-- Material for the task --
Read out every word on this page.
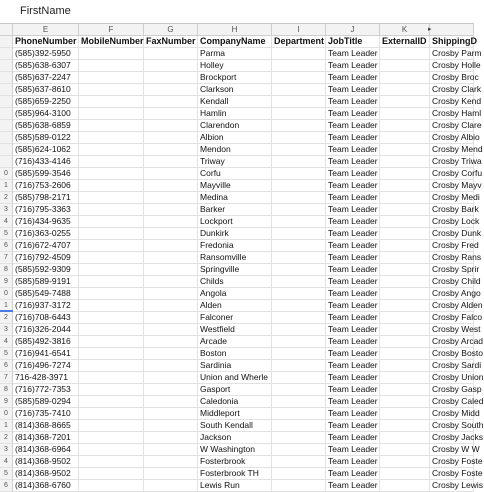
FirstName
E	F	G	H	I	J	K	▸
PhoneNumber MobileNumber FaxNumber CompanyName Department JobTitle	ExternalID ShippingD
(585)392-5950	Parma	Team Leader	Crosby Parm
(585)638-6307	Holley	Team Leader	Crosby Holle
(585)637-2247	Brockport	Team Leader	Crosby Broc
(585)637-8610	Clarkson	Team Leader	Crosby Clark
(585)659-2250	Kendall	Team Leader	Crosby Kend
(585)964-3100	Hamlin	Team Leader	Crosby Haml
(585)638-6859	Clarendon	Team Leader	Crosby Clare
(585)589-0122	Albion	Team Leader	Crosby Albio
(585)624-1062	Mendon	Team Leader	Crosby Mend
(716)433-4146	Triway	Team Leader	Crosby Triwa
0 (585)599-3546	Corfu	Team Leader	Crosby Corfu
1 (716)753-2606	Mayville	Team Leader	Crosby Mayv
2 (585)798-2171	Medina	Team Leader	Crosby Medi
3 (716)795-3363	Barker	Team Leader	Crosby Bark
4 (716)434-9635	Lockport	Team Leader	Crosby Lock
5 (716)363-0255	Dunkirk	Team Leader	Crosby Dunk
6 (716)672-4707	Fredonia	Team Leader	Crosby Fred
7 (716)792-4509	Ransomville	Team Leader	Crosby Rans
8 (585)592-9309	Springville	Team Leader	Crosby Sprir
9 (585)589-9191	Childs	Team Leader	Crosby Child
0 (585)549-7488	Angola	Team Leader	Crosby Ango
1 (716)937-3172	Alden	Team Leader	Crosby Alden
2 (716)708-6443	Falconer	Team Leader	Crosby Falco
3 (716)326-2044	Westfield	Team Leader	Crosby West
4 (585)492-3816	Arcade	Team Leader	Crosby Arcad
5 (716)941-6541	Boston	Team Leader	Crosby Bosto
6 (716)496-7274	Sardinia	Team Leader	Crosby Sardi
7 716-428-3971	Union and Wherle	Team Leader	Crosby Union
8 (716)772-7353	Gasport	Team Leader	Crosby Gasp
9 (585)589-0294	Caledonia	Team Leader	Crosby Caled
0 (716)735-7410	Middleport	Team Leader	Crosby Midd
1 (814)368-8665	South Kendall	Team Leader	Crosby South
2 (814)368-7201	Jackson	Team Leader	Crosby Jacks
3 (814)368-6964	W Washington	Team Leader	Crosby W W
4 (814)368-9502	Fosterbrook	Team Leader	Crosby Foste
5 (814)368-9502	Fosterbrook TH	Team Leader	Crosby Foste
6 (814)368-6760	Lewis Run	Team Leader	Crosby Lewis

-- Directive --
Only lines with the word "Foste" are wanted, so copy each one from the records.

-- Reply --
4 (814)368-9502	Fosterbrook	Team Leader	Crosby Foste
5 (814)368-9502	Fosterbrook TH	Team Leader	Crosby Foste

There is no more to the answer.